start
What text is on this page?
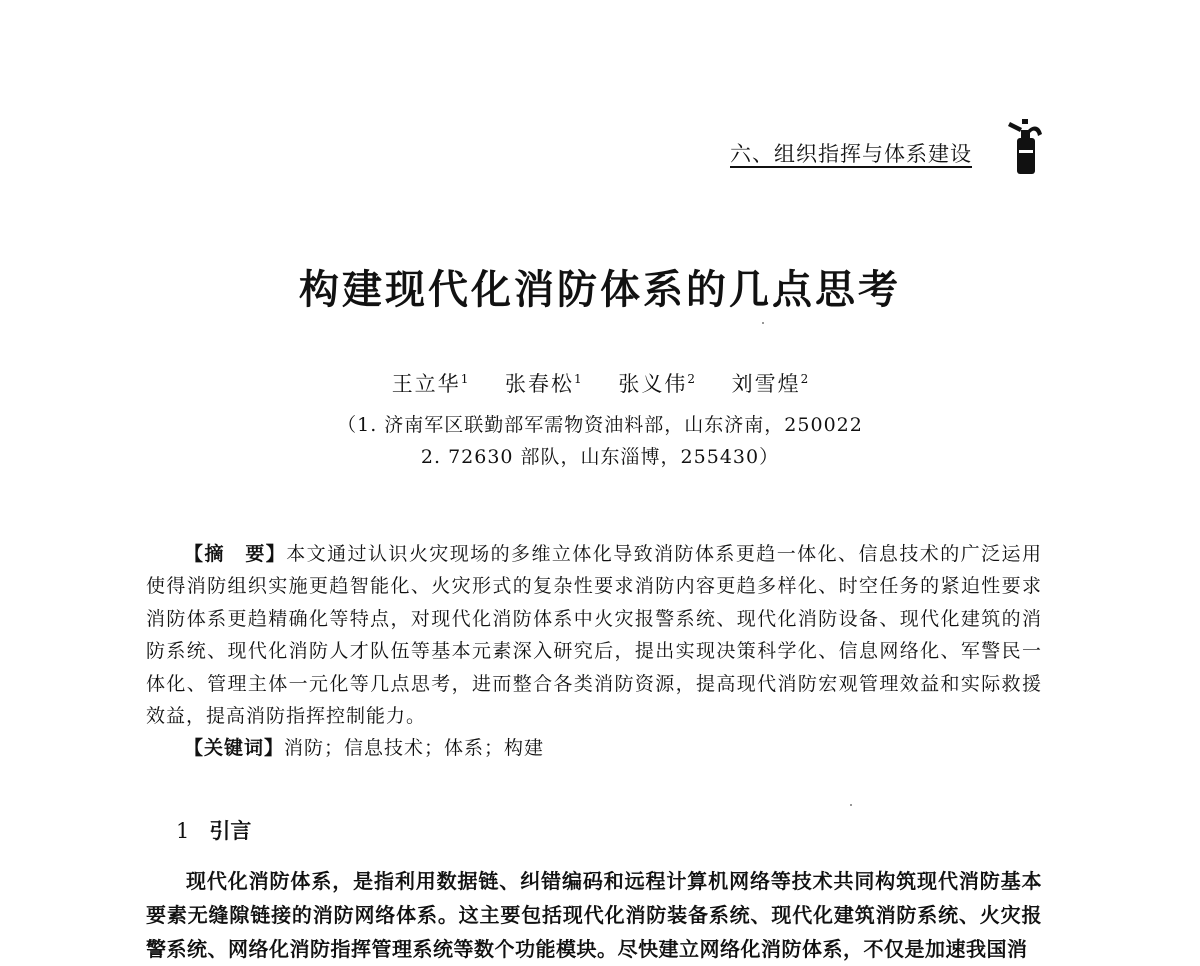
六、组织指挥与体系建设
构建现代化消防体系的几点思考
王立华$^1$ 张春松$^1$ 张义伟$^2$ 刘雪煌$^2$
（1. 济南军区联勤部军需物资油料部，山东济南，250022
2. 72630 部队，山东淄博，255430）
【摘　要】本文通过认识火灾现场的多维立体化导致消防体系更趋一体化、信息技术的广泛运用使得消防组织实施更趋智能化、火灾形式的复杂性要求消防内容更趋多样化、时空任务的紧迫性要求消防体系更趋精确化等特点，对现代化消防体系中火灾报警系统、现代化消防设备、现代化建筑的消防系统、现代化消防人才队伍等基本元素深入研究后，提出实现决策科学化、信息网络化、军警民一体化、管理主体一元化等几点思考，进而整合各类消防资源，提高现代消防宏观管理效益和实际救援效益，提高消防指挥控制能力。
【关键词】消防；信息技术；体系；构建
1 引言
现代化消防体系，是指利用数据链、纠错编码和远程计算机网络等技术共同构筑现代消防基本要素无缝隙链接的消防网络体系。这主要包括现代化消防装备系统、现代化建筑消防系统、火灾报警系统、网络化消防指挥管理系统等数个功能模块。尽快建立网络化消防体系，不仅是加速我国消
end
Goal: Transcribe the complete set of entries verbatim. No pictures belong in the copy.

Full response:
What text is on this page?
六、组织指挥与体系建设
构建现代化消防体系的几点思考
王立华$^1$ 张春松$^1$ 张义伟$^2$ 刘雪煌$^2$
（1. 济南军区联勤部军需物资油料部，山东济南，250022
2. 72630 部队，山东淄博，255430）
【摘　要】本文通过认识火灾现场的多维立体化导致消防体系更趋一体化、信息技术的广泛运用使得消防组织实施更趋智能化、火灾形式的复杂性要求消防内容更趋多样化、时空任务的紧迫性要求消防体系更趋精确化等特点，对现代化消防体系中火灾报警系统、现代化消防设备、现代化建筑的消防系统、现代化消防人才队伍等基本元素深入研究后，提出实现决策科学化、信息网络化、军警民一体化、管理主体一元化等几点思考，进而整合各类消防资源，提高现代消防宏观管理效益和实际救援效益，提高消防指挥控制能力。
【关键词】消防；信息技术；体系；构建
1 引言
现代化消防体系，是指利用数据链、纠错编码和远程计算机网络等技术共同构筑现代消防基本要素无缝隙链接的消防网络体系。这主要包括现代化消防装备系统、现代化建筑消防系统、火灾报警系统、网络化消防指挥管理系统等数个功能模块。尽快建立网络化消防体系，不仅是加速我国消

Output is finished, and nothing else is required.